▸ **Objective**:
Quote the entries below verbatim, from the very first line through the line containing "legend-label-transmitted: Datos Transmitidos: 87.6", including both of those lines.

▸ **Dataset records**:

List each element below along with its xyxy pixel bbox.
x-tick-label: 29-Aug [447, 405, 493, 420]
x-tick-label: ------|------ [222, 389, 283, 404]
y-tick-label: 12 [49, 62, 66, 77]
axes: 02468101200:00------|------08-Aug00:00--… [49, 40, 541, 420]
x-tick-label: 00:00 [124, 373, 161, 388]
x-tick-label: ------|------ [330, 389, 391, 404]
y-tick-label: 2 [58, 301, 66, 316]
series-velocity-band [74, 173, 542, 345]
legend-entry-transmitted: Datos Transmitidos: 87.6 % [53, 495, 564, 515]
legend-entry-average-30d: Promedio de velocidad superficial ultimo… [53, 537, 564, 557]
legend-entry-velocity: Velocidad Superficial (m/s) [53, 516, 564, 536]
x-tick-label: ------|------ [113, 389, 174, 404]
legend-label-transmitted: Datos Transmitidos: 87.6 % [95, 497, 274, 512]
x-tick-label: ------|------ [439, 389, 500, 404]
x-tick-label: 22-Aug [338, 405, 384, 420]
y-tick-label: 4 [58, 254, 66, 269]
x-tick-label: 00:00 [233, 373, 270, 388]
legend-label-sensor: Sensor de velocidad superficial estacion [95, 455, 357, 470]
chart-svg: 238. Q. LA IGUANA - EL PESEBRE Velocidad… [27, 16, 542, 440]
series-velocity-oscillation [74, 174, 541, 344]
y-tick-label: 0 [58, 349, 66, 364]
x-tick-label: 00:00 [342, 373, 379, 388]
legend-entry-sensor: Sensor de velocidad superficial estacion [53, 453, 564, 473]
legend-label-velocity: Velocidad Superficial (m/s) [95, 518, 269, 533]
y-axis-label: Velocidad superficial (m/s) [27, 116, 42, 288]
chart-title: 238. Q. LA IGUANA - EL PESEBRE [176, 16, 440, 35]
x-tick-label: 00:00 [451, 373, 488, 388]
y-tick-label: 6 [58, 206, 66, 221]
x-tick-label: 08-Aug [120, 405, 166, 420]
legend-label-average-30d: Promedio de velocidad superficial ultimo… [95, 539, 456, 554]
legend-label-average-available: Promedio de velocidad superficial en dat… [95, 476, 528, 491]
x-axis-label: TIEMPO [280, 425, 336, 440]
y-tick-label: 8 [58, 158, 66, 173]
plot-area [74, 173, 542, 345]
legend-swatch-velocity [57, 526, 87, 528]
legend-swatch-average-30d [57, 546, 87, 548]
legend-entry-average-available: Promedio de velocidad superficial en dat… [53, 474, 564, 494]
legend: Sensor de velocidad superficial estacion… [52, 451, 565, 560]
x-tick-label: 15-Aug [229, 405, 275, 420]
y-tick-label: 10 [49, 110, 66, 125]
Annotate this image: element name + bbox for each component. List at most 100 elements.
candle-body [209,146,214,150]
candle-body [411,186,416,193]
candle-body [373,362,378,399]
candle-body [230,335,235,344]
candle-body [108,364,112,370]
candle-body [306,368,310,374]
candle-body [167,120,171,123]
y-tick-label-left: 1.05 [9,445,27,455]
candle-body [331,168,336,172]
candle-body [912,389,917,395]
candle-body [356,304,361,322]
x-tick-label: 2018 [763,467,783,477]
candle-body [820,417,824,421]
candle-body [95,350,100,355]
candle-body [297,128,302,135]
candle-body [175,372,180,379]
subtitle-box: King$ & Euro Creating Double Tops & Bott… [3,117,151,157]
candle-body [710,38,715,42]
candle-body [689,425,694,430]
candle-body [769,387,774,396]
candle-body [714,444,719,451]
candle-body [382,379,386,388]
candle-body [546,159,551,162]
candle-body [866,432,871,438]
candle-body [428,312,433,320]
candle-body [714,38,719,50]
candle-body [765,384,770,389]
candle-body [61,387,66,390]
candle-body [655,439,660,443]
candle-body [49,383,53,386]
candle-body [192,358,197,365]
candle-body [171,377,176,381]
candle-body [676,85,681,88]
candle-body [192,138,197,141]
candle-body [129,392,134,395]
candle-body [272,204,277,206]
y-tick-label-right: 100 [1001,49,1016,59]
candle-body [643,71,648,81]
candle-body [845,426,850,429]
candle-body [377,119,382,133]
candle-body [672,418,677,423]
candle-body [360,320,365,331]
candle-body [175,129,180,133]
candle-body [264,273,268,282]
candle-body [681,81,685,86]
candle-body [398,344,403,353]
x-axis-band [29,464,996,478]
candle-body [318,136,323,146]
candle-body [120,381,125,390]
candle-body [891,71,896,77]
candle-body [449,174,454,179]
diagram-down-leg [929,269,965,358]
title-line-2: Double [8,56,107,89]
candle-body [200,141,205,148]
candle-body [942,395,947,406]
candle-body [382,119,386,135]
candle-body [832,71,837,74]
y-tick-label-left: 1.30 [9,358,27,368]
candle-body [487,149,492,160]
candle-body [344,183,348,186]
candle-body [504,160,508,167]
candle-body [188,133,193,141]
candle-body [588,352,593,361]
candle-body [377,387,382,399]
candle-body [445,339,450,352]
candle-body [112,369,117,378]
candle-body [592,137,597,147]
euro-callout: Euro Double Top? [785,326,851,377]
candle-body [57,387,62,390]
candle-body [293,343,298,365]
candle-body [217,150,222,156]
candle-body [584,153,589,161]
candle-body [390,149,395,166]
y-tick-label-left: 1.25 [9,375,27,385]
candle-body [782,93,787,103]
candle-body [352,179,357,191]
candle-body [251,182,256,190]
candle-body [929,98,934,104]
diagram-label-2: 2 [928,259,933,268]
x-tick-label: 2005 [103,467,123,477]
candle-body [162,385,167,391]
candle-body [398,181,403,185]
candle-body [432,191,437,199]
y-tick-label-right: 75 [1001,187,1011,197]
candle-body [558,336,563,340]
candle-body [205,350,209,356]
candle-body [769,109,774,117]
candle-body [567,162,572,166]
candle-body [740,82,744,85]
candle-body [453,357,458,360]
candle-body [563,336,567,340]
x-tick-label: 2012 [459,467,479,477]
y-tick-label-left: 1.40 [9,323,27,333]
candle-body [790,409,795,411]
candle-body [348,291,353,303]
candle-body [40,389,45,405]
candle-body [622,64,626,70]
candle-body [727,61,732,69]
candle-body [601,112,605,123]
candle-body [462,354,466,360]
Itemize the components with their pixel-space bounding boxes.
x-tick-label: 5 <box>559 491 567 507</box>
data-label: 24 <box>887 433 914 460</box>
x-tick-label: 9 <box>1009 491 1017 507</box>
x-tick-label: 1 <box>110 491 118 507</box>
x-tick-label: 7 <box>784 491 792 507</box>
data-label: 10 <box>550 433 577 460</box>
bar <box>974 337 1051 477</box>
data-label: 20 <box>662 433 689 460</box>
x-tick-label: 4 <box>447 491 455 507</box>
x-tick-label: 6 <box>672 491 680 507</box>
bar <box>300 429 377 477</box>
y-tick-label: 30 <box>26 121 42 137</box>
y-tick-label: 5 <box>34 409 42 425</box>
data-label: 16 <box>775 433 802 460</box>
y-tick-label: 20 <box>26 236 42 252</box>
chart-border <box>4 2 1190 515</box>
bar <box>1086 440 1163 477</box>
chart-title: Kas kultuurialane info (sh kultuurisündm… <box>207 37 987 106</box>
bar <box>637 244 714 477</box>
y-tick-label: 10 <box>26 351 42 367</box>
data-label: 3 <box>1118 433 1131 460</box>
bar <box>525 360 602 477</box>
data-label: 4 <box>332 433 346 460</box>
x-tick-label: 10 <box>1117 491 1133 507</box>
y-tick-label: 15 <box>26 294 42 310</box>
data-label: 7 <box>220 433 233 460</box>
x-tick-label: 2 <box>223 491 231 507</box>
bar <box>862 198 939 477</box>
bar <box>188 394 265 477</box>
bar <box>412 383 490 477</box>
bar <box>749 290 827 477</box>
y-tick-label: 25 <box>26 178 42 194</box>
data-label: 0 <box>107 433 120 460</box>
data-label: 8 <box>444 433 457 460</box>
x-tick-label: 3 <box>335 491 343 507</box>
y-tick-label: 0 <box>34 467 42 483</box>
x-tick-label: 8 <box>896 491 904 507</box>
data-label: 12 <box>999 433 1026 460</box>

▸ **Answer to this exercise**:
List each element below along with its xyxy pixel bbox.
x-tick-label: 29-Aug [447, 405, 493, 420]
x-tick-label: ------|------ [222, 389, 283, 404]
y-tick-label: 12 [49, 62, 66, 77]
axes: 02468101200:00------|------08-Aug00:00--… [49, 40, 541, 420]
x-tick-label: 00:00 [124, 373, 161, 388]
x-tick-label: ------|------ [330, 389, 391, 404]
y-tick-label: 2 [58, 301, 66, 316]
series-velocity-band [74, 173, 542, 345]
legend-entry-transmitted: Datos Transmitidos: 87.6 % [53, 495, 564, 515]
legend-entry-average-30d: Promedio de velocidad superficial ultimo… [53, 537, 564, 557]
legend-entry-velocity: Velocidad Superficial (m/s) [53, 516, 564, 536]
x-tick-label: ------|------ [113, 389, 174, 404]
legend-label-transmitted: Datos Transmitidos: 87.6 % [95, 497, 274, 512]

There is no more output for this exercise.